◆ Exercise ◆
Every line holding the string "Parse" should be gathered.

-- start of Records to process --

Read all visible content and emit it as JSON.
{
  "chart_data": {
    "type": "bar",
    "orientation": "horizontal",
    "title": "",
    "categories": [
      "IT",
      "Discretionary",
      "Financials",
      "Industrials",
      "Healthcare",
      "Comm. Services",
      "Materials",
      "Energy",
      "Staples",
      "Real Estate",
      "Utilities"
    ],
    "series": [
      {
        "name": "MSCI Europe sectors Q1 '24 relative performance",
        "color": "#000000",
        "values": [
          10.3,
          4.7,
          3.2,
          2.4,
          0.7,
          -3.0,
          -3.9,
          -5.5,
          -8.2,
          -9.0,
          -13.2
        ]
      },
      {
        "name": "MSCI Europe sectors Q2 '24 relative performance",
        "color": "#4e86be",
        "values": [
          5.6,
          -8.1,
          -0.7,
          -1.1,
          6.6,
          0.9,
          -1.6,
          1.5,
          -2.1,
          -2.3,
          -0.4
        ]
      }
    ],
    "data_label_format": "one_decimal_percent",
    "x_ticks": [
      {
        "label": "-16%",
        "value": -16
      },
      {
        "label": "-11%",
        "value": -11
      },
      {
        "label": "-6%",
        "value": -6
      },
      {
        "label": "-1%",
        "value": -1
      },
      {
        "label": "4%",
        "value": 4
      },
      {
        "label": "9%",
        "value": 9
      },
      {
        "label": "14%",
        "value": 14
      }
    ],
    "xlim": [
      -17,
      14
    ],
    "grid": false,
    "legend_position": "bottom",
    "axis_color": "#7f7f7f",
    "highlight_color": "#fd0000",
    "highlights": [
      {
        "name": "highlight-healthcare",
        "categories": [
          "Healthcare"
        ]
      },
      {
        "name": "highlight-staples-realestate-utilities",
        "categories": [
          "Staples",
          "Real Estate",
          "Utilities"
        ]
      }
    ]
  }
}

-- end of Records to process --
-- start of Records to process --

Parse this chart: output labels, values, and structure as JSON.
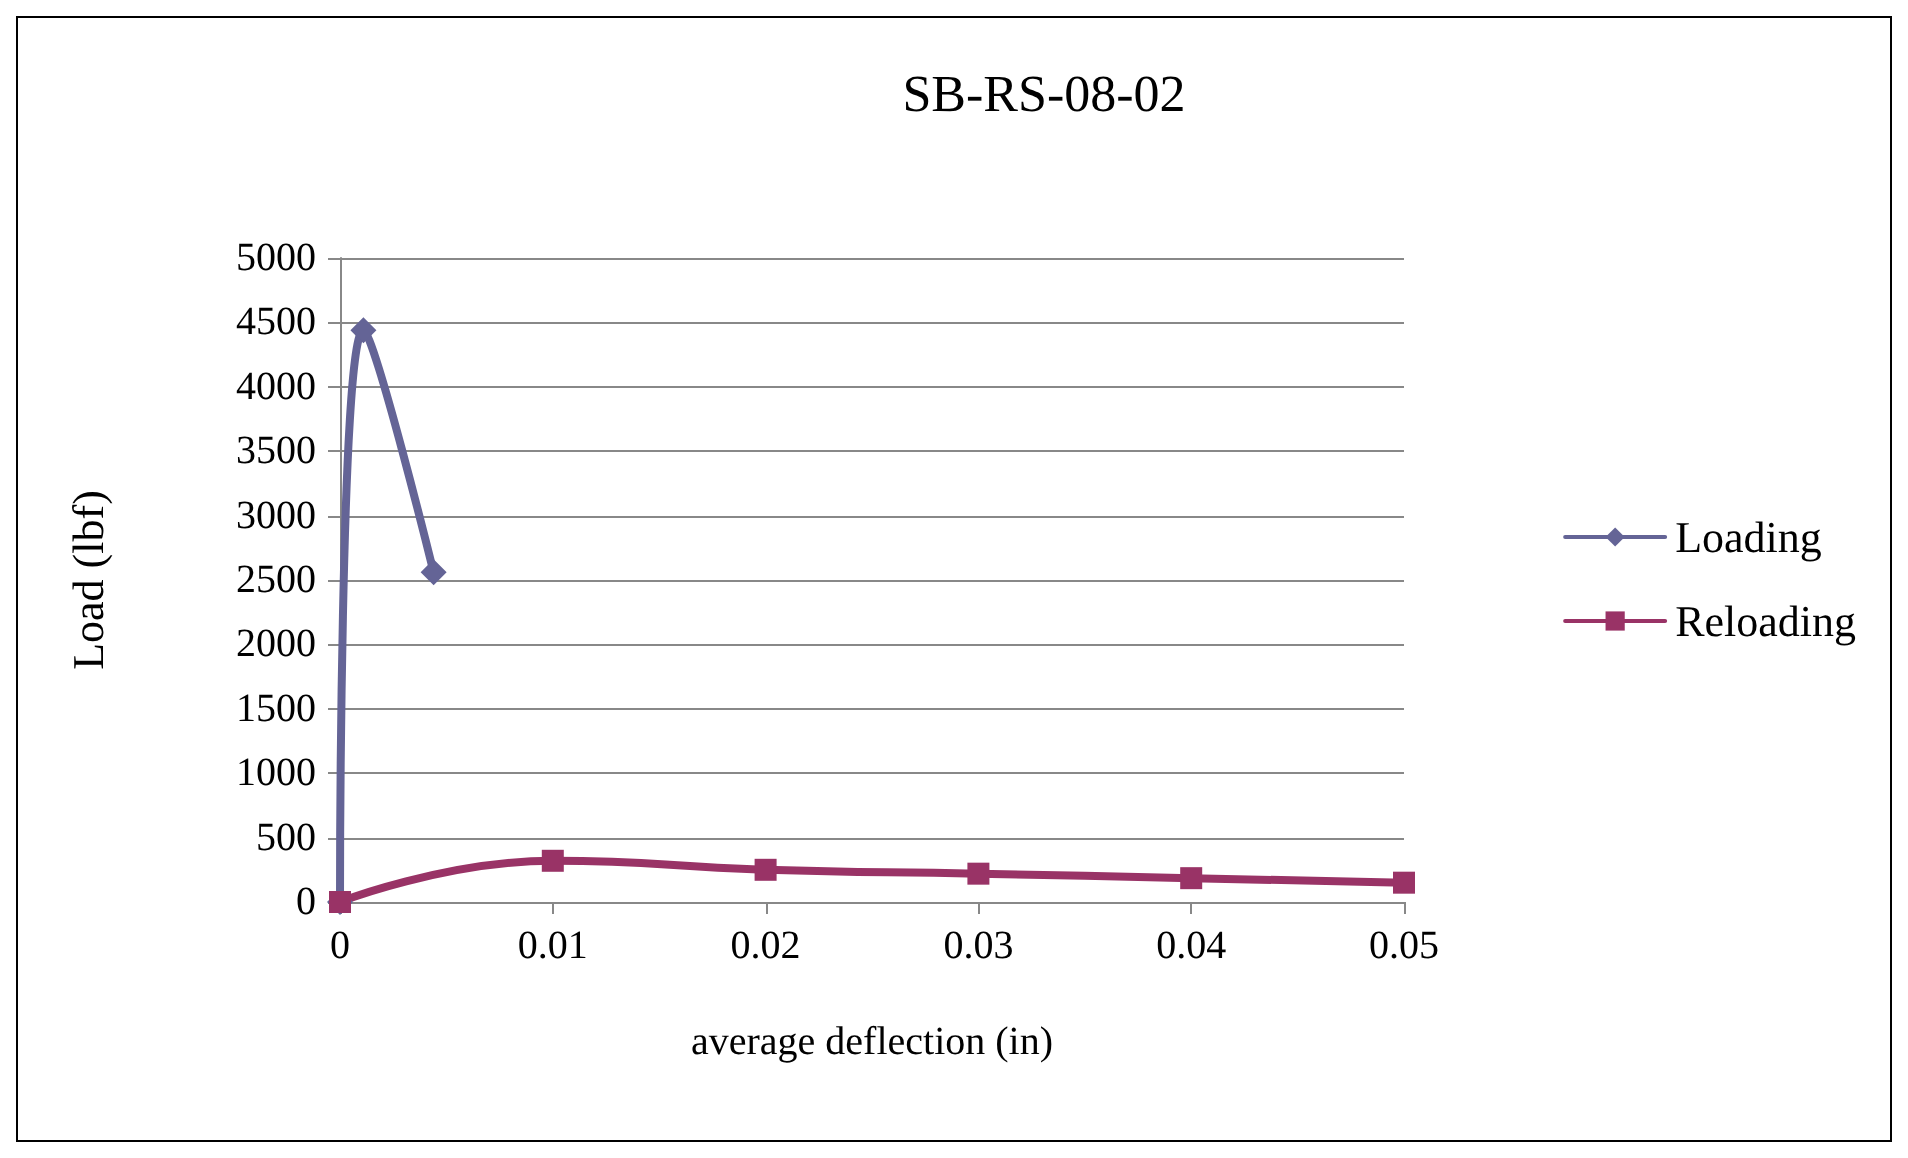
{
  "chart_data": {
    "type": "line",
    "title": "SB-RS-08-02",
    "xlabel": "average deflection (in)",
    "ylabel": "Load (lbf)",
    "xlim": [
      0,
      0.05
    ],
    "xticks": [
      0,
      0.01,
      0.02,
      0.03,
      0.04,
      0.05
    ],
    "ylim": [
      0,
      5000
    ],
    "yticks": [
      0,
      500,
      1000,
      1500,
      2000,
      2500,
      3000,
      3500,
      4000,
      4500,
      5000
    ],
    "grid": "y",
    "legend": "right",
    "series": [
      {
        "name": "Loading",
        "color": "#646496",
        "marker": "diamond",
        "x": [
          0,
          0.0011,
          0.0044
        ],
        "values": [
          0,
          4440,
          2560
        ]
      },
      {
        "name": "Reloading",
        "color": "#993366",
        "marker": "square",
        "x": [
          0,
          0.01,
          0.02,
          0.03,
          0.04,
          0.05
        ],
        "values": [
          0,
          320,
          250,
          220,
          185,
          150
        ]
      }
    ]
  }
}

-- end of Records to process --
-- start of Records to process --

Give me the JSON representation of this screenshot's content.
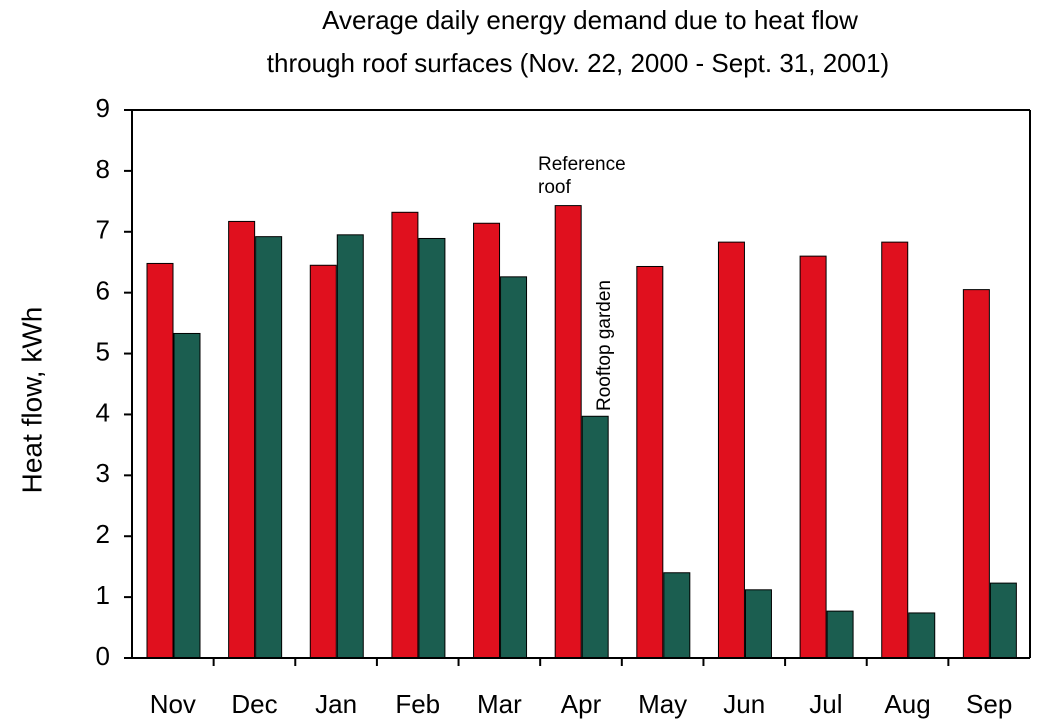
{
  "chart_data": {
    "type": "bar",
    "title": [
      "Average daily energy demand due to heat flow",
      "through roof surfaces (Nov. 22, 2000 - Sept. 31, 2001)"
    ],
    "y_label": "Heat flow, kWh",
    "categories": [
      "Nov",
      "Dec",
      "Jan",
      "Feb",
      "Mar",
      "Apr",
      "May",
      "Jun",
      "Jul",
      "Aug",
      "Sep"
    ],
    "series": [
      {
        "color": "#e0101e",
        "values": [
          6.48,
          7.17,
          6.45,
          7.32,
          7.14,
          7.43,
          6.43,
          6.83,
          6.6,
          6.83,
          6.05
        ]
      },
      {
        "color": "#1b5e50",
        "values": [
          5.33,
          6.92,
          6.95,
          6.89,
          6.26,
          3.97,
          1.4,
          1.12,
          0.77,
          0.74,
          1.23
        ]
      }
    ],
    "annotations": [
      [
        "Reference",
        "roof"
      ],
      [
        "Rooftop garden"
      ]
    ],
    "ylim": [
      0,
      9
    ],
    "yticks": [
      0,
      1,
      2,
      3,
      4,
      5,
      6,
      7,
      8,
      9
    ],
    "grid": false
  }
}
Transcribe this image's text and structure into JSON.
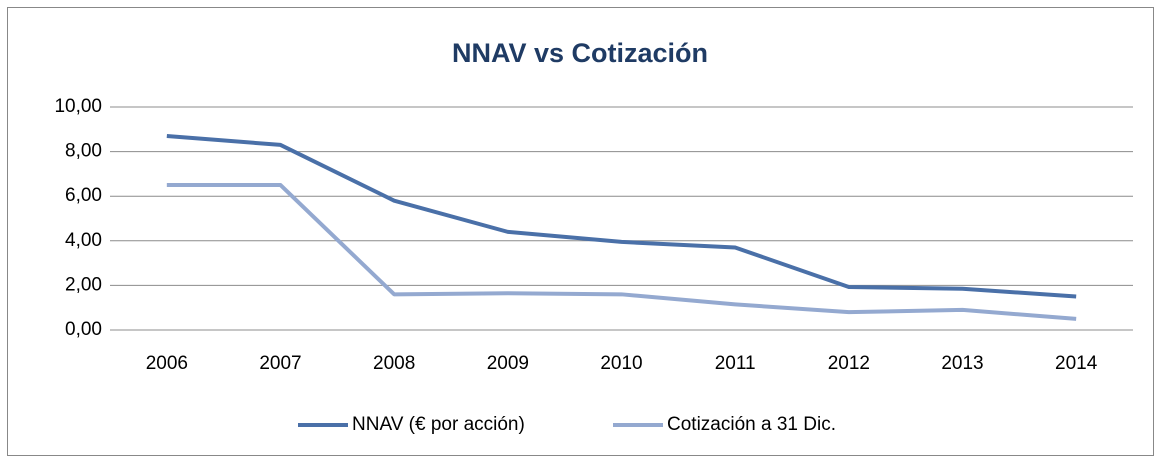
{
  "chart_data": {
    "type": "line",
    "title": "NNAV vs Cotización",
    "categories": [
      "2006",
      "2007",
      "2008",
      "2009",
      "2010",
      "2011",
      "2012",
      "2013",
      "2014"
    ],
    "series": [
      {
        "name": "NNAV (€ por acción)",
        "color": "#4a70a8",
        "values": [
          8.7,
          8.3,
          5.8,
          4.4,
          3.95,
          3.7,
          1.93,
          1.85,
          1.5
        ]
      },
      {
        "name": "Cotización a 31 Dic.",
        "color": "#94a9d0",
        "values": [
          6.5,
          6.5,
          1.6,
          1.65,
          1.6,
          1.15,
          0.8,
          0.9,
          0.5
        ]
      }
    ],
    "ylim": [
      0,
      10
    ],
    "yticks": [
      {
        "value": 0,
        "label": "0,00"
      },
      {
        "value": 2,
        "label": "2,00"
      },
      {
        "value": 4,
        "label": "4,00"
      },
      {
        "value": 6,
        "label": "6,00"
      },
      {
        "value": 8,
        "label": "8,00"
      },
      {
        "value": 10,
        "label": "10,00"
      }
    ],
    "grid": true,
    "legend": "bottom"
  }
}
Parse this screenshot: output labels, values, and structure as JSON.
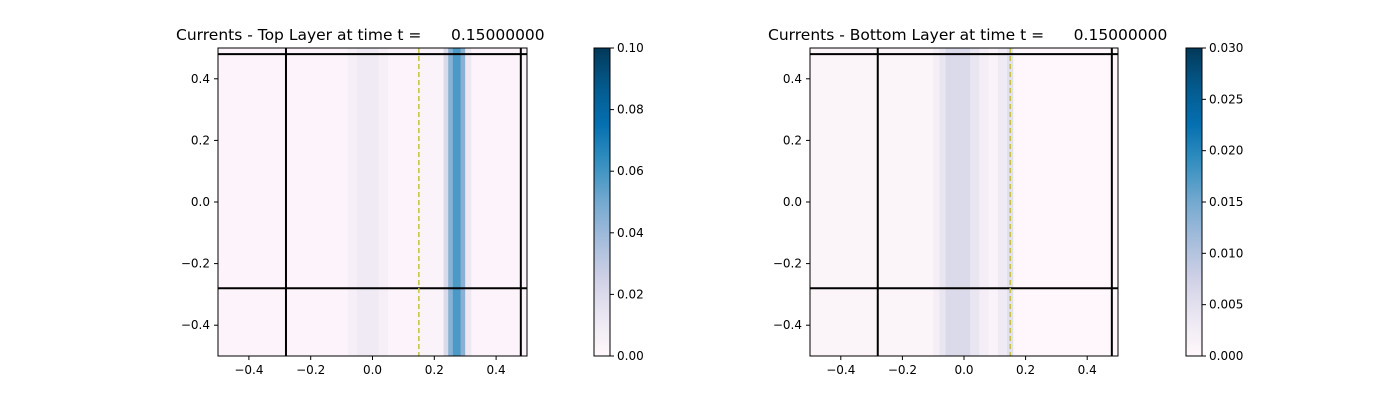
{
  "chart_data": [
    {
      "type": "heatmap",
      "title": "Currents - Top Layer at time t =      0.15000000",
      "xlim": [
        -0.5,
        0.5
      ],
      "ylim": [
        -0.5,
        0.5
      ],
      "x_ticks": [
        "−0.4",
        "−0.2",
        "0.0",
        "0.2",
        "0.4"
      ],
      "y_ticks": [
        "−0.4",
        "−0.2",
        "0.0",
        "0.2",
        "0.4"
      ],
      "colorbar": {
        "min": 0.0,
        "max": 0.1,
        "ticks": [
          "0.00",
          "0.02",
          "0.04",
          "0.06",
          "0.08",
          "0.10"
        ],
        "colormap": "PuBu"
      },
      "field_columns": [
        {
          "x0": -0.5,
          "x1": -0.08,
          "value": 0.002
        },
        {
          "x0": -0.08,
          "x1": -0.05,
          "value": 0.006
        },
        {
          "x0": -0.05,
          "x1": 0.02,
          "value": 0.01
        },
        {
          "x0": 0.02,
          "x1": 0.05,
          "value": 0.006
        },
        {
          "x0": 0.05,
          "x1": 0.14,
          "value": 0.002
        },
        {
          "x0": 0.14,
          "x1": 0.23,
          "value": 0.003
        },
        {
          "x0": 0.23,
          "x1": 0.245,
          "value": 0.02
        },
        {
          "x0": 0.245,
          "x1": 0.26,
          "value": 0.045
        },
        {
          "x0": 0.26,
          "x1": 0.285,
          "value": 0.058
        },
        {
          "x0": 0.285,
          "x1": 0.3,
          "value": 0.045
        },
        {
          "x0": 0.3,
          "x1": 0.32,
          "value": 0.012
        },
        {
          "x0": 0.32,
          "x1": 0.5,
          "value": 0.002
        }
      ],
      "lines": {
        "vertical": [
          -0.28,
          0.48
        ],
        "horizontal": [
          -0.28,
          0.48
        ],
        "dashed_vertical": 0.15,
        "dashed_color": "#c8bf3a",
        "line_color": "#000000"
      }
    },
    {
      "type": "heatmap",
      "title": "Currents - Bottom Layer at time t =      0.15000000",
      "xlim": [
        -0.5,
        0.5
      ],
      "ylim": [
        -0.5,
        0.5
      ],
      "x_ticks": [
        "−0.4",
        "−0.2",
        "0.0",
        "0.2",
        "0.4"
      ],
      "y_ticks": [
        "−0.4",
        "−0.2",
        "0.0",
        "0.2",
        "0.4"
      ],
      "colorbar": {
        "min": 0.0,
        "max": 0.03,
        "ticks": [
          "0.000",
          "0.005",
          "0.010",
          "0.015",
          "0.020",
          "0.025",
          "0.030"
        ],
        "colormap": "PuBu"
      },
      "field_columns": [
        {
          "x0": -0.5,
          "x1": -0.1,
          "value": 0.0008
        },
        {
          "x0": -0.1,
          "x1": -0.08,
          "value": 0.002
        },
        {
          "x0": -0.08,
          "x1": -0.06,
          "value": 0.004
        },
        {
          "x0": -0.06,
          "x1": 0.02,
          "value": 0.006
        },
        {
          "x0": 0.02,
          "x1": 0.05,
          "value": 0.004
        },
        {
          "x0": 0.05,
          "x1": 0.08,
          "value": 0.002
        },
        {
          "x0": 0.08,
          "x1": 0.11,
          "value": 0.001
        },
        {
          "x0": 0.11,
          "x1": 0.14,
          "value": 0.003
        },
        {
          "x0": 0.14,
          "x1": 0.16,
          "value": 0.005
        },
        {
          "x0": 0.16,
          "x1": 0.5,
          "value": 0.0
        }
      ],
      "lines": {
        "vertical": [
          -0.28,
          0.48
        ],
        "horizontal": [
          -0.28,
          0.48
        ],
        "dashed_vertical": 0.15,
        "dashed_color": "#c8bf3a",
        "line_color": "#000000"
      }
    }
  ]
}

-- end of Records to process --

◆ Exercise solution ◆
Parse this chart: output labels, values, and structure as JSON.
Parse this screenshot: output labels, values, and structure as JSON.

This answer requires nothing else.